• [WHAT THIS TASK INVOLVES] Pull out every line below holding the word "Julii".

• [SUPPLIED MATERIAL]
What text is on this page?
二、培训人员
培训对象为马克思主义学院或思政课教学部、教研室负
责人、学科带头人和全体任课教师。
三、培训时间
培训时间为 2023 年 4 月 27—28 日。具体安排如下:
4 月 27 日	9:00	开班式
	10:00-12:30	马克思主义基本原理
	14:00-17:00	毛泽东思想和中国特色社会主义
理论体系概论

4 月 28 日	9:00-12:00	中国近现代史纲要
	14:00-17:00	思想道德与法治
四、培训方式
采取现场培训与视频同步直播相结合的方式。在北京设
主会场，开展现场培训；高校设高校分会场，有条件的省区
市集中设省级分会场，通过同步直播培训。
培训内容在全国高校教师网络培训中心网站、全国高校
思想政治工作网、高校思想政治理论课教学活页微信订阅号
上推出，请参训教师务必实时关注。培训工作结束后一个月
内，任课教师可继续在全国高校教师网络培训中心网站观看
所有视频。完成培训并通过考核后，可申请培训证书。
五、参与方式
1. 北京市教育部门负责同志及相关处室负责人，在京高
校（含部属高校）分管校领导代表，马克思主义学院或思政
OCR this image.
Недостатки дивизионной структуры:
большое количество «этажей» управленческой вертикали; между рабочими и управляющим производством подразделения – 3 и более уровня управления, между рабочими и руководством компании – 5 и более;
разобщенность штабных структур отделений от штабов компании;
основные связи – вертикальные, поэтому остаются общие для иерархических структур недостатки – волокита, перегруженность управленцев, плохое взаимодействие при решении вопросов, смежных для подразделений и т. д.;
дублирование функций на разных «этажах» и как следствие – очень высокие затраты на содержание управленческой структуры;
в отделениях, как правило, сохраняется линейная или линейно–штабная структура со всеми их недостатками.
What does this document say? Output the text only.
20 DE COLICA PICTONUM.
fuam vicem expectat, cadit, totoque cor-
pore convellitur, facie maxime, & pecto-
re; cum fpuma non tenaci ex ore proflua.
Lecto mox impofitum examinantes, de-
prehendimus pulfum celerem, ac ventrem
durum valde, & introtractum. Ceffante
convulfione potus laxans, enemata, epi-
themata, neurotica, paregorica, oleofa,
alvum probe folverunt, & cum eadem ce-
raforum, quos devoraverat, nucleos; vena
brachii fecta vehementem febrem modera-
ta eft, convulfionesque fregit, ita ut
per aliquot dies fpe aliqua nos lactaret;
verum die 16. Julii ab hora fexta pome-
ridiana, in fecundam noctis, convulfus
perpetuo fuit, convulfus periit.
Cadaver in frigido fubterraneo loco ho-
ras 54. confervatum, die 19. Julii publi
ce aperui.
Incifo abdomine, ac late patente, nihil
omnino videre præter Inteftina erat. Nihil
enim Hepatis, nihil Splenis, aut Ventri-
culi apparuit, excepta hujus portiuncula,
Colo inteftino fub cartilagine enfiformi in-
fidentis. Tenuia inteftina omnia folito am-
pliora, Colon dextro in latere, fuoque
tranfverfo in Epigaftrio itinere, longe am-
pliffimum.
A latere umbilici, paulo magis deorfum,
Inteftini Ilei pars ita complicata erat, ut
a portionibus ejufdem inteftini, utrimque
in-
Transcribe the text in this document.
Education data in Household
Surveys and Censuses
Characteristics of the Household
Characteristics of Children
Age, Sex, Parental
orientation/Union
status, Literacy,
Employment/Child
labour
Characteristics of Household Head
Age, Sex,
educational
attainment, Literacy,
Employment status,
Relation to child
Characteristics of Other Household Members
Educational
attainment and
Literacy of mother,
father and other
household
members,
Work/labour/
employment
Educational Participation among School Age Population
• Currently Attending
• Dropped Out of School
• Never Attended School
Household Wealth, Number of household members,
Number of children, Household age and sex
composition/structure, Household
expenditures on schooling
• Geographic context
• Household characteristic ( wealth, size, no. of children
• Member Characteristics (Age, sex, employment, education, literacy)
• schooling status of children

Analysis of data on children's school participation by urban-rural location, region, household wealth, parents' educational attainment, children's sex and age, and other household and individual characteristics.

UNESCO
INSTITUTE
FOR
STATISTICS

• [RESULT FOR THIS EXERCISE]
verum die 16. Julii ab hora fexta pome-
ras 54. confervatum, die 19. Julii publi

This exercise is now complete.